### OBJECTIVE
Copy the listing below line for line, keeping every character unchanged.

### LISTED RECORDS
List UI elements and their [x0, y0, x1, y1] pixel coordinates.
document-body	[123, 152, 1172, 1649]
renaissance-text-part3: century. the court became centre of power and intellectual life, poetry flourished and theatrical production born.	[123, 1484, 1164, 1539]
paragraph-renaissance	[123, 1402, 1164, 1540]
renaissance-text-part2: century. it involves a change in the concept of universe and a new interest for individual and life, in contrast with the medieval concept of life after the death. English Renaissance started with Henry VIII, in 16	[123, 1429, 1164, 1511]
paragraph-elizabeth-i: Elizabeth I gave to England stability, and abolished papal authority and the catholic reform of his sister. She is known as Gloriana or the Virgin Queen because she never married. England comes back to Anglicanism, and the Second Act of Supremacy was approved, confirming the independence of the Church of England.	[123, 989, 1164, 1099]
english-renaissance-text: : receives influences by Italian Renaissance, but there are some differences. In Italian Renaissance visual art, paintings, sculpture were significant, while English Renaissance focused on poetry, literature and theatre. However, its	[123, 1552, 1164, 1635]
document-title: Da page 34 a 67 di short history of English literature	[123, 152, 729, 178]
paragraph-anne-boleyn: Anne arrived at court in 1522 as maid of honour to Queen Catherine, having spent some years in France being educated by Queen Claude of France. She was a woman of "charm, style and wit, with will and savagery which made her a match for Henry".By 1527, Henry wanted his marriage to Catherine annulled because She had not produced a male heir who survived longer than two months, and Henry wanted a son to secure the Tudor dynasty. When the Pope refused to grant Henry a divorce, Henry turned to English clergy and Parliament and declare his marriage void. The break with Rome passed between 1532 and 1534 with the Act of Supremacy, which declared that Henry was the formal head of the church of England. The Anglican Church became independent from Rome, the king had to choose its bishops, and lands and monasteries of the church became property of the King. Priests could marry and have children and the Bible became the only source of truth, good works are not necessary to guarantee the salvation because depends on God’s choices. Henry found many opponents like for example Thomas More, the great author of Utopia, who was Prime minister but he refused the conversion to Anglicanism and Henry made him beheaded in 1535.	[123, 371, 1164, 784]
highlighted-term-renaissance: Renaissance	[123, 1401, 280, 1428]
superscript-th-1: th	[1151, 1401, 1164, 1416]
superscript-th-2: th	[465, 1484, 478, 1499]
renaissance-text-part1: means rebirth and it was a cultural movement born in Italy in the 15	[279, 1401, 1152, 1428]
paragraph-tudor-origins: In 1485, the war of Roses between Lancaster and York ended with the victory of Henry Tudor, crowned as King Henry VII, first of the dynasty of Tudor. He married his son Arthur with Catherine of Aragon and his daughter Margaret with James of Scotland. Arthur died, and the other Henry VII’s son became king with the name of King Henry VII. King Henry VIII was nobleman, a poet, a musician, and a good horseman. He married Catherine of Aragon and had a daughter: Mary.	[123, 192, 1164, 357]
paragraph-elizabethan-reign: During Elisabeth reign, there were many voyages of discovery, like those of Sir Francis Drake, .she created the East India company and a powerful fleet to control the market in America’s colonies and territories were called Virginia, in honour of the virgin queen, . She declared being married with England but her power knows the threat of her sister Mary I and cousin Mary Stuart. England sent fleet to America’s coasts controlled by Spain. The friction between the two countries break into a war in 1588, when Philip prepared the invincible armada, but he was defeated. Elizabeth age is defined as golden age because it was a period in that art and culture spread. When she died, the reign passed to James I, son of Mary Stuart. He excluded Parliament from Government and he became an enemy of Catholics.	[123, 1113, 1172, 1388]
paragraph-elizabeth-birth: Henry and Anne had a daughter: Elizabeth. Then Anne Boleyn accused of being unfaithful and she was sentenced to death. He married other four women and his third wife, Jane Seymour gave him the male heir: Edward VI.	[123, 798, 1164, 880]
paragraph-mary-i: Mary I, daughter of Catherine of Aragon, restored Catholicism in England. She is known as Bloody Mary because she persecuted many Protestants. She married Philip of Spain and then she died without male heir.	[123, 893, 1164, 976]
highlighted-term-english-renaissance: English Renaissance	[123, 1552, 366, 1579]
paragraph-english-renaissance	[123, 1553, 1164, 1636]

### FINISHED EXERCISE
List UI elements and their [x0, y0, x1, y1] pixel coordinates.
document-body	[123, 152, 1172, 1649]
renaissance-text-part3: century. the court became centre of power and intellectual life, poetry flourished and theatrical production born.	[123, 1484, 1164, 1539]
paragraph-renaissance	[123, 1402, 1164, 1540]
renaissance-text-part2: century. it involves a change in the concept of universe and a new interest for individual and life, in contrast with the medieval concept of life after the death. English Renaissance started with Henry VIII, in 16	[123, 1429, 1164, 1511]
paragraph-elizabeth-i: Elizabeth I gave to England stability, and abolished papal authority and the catholic reform of his sister. She is known as Gloriana or the Virgin Queen because she never married. England comes back to Anglicanism, and the Second Act of Supremacy was approved, confirming the independence of the Church of England.	[123, 989, 1164, 1099]
english-renaissance-text: : receives influences by Italian Renaissance, but there are some differences. In Italian Renaissance visual art, paintings, sculpture were significant, while English Renaissance focused on poetry, literature and theatre. However, its	[123, 1552, 1164, 1635]
document-title: Da page 34 a 67 di short history of English literature	[123, 152, 729, 178]
paragraph-anne-boleyn: Anne arrived at court in 1522 as maid of honour to Queen Catherine, having spent some years in France being educated by Queen Claude of France. She was a woman of "charm, style and wit, with will and savagery which made her a match for Henry".By 1527, Henry wanted his marriage to Catherine annulled because She had not produced a male heir who survived longer than two months, and Henry wanted a son to secure the Tudor dynasty. When the Pope refused to grant Henry a divorce, Henry turned to English clergy and Parliament and declare his marriage void. The break with Rome passed between 1532 and 1534 with the Act of Supremacy, which declared that Henry was the formal head of the church of England. The Anglican Church became independent from Rome, the king had to choose its bishops, and lands and monasteries of the church became property of the King. Priests could marry and have children and the Bible became the only source of truth, good works are not necessary to guarantee the salvation because depends on God’s choices. Henry found many opponents like for example Thomas More, the great author of Utopia, who was Prime minister but he refused the conversion to Anglicanism and Henry made him beheaded in 1535.	[123, 371, 1164, 784]
highlighted-term-renaissance: Renaissance	[123, 1401, 280, 1428]
superscript-th-1: th	[1151, 1401, 1164, 1416]
superscript-th-2: th	[465, 1484, 478, 1499]
renaissance-text-part1: means rebirth and it was a cultural movement born in Italy in the 15	[279, 1401, 1152, 1428]
paragraph-tudor-origins: In 1485, the war of Roses between Lancaster and York ended with the victory of Henry Tudor, crowned as King Henry VII, first of the dynasty of Tudor. He married his son Arthur with Catherine of Aragon and his daughter Margaret with James of Scotland. Arthur died, and the other Henry VII’s son became king with the name of King Henry VII. King Henry VIII was nobleman, a poet, a musician, and a good horseman. He married Catherine of Aragon and had a daughter: Mary.	[123, 192, 1164, 357]
paragraph-elizabethan-reign: During Elisabeth reign, there were many voyages of discovery, like those of Sir Francis Drake, .she created the East India company and a powerful fleet to control the market in America’s colonies and territories were called Virginia, in honour of the virgin queen, . She declared being married with England but her power knows the threat of her sister Mary I and cousin Mary Stuart. England sent fleet to America’s coasts controlled by Spain. The friction between the two countries break into a war in 1588, when Philip prepared the invincible armada, but he was defeated. Elizabeth age is defined as golden age because it was a period in that art and culture spread. When she died, the reign passed to James I, son of Mary Stuart. He excluded Parliament from Government and he became an enemy of Catholics.	[123, 1113, 1172, 1388]
paragraph-elizabeth-birth: Henry and Anne had a daughter: Elizabeth. Then Anne Boleyn accused of being unfaithful and she was sentenced to death. He married other four women and his third wife, Jane Seymour gave him the male heir: Edward VI.	[123, 798, 1164, 880]
paragraph-mary-i: Mary I, daughter of Catherine of Aragon, restored Catholicism in England. She is known as Bloody Mary because she persecuted many Protestants. She married Philip of Spain and then she died without male heir.	[123, 893, 1164, 976]
highlighted-term-english-renaissance: English Renaissance	[123, 1552, 366, 1579]
paragraph-english-renaissance	[123, 1553, 1164, 1636]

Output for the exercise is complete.